Redazione Il Posticipo

20 maggio 1998, data ben impressa nella storia del Real Madrid che torna a vincere in Europa. La settima Coppa dei Campioni, la più sofferta della storia. Un digiuno durato troppo a lungo,  31 anni, mai successo nella storia della Casa Blanca. Roberto Carlos ha scritto pagine ha raccolto qualche tempo fa i suoi ricordi per  il The Players Tribune.

SETTIMA - L'esterno sinistro brasiliano, forse il migliore di sempre nel ruolo a vestire la maglia del Real, ha riavvolto il nastro del tempo senza dimenticare Sanz, il presidentissimo di quel Real. "È stato fantastico. Sanz era come un padre per noi. Ricordo la prima volta che ho giocato al Bernabeu di fronte a 80.000 persone". Con Sanz è arrivata la settima. Figlia di una notte in bianco, prima di affrontare la Juventus. "La Juve era in finale per il terzo anno consecutivo mentre noi siamo arrivati ​​alla partita sfavoriti. E la notte prima della finale, nessuno di noi riusciva a prendere sonno. Siamo andati a letto alle dieci, ma nessuno riusciva o voleva dormire. Fatto sta che alle quattro del mattino eravamo tutti nella hall, raccontandoci storie. Non avevamo paura, ma c'era tantissimo rispetto per quella Juventus".

FINALE - Quella finale, vinta dal Real dopo anni di delusioni, non è una partita che si dimentica  facilmente. "Non abbiamo vinto quella partita con la nostra qualità, ma l'abbiamo fatta nostra con la motivazione. Non dimenticherò mai quella notte. Siamo andati diretti a Plaza de Cibeles. Le strade erano inondate da centinaia di migliaia di persone. Se dovessi scegliere il mio momento preferito dei miei anni al Real Madrid, sceglierei senza dubbio quella notte". Che sarà poi l'alba di una nuova era. Quella "galattica" che riporterà all'età dell'oro. "Che squadra fantastica. Quando andavi nello spogliatoio, bastava guardarsi intorno. E accanto c'era un Pallone d'Oro, il giocatore dell'anno in Spagna, il Pichichi, il miglior portiere del mondo, i Campioni del Mondo". L'ultima partita, il 17 giugno 2007. "Giocavamo con il Maiorca al Bernabéu. Perdevamo 0-1 ma nel secondo tempo ne abbiamo fatti tre. Abbiamo vinto 3-1 e siamo stati Campioni. Tutti sapevano che era la mia partita d'addio. Anche David Beckham se ne andava. Fu allora che mi resi conto di quanto fossi amato".

Record forniti
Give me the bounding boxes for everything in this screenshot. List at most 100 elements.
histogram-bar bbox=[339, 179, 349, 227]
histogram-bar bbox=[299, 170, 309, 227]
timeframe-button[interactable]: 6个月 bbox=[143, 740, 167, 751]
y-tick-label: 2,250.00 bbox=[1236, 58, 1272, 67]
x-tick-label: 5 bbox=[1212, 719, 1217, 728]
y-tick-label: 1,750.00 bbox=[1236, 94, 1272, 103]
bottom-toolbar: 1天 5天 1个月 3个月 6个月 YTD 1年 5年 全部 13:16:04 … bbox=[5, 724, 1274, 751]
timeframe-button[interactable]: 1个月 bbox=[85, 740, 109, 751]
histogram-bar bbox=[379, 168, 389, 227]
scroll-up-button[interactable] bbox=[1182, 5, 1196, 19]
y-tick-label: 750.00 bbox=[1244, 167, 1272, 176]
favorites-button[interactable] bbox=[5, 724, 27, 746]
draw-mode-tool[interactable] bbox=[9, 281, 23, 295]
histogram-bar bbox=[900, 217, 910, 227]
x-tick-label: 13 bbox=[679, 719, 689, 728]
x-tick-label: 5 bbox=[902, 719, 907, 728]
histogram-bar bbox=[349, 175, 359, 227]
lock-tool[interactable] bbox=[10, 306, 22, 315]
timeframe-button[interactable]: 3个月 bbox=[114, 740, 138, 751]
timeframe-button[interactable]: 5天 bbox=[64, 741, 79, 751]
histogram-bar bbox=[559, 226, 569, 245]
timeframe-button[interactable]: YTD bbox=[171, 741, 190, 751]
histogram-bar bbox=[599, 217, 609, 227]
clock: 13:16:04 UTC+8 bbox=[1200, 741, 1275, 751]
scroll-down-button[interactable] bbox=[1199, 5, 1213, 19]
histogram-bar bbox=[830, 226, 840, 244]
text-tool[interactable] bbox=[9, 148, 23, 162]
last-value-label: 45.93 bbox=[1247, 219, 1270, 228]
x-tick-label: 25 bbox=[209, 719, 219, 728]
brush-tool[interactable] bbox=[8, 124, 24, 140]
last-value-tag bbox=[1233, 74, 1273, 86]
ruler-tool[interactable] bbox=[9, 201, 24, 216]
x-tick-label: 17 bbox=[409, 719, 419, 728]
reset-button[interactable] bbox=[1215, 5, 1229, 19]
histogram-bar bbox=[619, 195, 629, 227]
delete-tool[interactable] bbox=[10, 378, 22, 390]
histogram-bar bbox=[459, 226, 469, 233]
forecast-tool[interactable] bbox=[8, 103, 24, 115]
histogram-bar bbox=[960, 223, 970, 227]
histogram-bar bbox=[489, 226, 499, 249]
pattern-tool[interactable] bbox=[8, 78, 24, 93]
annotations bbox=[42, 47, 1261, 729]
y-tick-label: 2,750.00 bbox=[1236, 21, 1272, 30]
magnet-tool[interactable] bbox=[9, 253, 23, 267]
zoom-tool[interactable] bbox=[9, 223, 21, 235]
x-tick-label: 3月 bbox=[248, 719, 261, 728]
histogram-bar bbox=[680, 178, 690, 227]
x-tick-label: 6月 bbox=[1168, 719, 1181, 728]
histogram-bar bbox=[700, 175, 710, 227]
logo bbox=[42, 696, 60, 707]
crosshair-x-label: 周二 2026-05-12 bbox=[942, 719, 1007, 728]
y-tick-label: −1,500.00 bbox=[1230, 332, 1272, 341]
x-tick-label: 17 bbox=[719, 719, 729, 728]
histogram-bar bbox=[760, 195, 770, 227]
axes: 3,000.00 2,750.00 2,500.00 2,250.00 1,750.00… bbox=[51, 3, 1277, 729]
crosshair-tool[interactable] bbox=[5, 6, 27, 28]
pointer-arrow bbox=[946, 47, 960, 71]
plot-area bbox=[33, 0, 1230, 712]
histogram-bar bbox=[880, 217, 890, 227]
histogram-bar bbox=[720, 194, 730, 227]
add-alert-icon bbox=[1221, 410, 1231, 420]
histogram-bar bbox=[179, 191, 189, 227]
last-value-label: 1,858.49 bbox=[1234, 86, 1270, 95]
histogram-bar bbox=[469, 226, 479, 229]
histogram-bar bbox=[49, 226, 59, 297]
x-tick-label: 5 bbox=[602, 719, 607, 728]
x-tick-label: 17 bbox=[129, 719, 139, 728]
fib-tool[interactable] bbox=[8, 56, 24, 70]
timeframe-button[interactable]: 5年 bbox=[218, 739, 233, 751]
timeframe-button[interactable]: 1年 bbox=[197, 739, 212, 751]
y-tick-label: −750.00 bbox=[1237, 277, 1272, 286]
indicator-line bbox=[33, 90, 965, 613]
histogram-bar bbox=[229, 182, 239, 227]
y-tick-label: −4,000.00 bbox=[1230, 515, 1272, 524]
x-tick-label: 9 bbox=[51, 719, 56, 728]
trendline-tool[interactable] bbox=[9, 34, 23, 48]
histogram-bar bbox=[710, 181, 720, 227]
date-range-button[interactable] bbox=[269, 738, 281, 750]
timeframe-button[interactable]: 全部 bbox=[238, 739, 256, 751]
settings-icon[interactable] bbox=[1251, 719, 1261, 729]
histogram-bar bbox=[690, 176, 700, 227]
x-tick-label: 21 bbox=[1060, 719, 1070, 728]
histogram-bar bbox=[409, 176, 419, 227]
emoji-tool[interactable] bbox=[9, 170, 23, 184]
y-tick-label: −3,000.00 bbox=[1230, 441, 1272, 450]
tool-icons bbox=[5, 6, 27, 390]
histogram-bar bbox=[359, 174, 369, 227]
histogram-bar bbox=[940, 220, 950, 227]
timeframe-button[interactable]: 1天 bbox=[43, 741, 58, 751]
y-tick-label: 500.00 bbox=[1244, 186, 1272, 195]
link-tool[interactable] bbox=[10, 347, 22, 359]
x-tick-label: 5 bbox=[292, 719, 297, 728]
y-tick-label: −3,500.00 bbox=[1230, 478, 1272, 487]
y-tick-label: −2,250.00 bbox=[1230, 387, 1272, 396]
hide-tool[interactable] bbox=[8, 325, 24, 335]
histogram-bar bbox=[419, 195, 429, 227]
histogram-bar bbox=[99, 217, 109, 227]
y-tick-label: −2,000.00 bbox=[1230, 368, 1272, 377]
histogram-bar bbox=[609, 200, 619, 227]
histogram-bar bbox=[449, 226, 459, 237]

Consegna
Ricopia senza modifiche il tratto del brano sul Real Madrid che va da "Redazione Il Posticipo" fino a "The Players Tribune.". I record non hanno alcun ruolo in questo lavoro.

Soluzione
Redazione Il Posticipo

20 maggio 1998, data ben impressa nella storia del Real Madrid che torna a vincere in Europa. La settima Coppa dei Campioni, la più sofferta della storia. Un digiuno durato troppo a lungo,  31 anni, mai successo nella storia della Casa Blanca. Roberto Carlos ha scritto pagine ha raccolto qualche tempo fa i suoi ricordi per  il The Players Tribune.